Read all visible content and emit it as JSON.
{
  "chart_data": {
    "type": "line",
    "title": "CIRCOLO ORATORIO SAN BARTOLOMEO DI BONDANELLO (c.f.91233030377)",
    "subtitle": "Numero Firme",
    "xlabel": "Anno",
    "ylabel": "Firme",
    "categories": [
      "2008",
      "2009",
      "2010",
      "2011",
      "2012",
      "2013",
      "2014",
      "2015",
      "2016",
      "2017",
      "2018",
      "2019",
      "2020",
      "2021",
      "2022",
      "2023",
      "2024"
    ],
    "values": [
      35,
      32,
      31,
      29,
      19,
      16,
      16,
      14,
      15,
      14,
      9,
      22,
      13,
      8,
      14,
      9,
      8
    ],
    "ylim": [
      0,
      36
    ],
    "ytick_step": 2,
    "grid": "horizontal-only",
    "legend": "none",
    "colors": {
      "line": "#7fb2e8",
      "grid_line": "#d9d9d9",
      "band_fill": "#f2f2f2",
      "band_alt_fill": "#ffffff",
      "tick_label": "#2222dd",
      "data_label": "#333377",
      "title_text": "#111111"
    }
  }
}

» **Problem to solve**
In this exercise, repeat all entries exactly.

» **Task solution**
Read all visible content and emit it as JSON.
{
  "chart_data": {
    "type": "line",
    "title": "CIRCOLO ORATORIO SAN BARTOLOMEO DI BONDANELLO (c.f.91233030377)",
    "subtitle": "Numero Firme",
    "xlabel": "Anno",
    "ylabel": "Firme",
    "categories": [
      "2008",
      "2009",
      "2010",
      "2011",
      "2012",
      "2013",
      "2014",
      "2015",
      "2016",
      "2017",
      "2018",
      "2019",
      "2020",
      "2021",
      "2022",
      "2023",
      "2024"
    ],
    "values": [
      35,
      32,
      31,
      29,
      19,
      16,
      16,
      14,
      15,
      14,
      9,
      22,
      13,
      8,
      14,
      9,
      8
    ],
    "ylim": [
      0,
      36
    ],
    "ytick_step": 2,
    "grid": "horizontal-only",
    "legend": "none",
    "colors": {
      "line": "#7fb2e8",
      "grid_line": "#d9d9d9",
      "band_fill": "#f2f2f2",
      "band_alt_fill": "#ffffff",
      "tick_label": "#2222dd",
      "data_label": "#333377",
      "title_text": "#111111"
    }
  }
}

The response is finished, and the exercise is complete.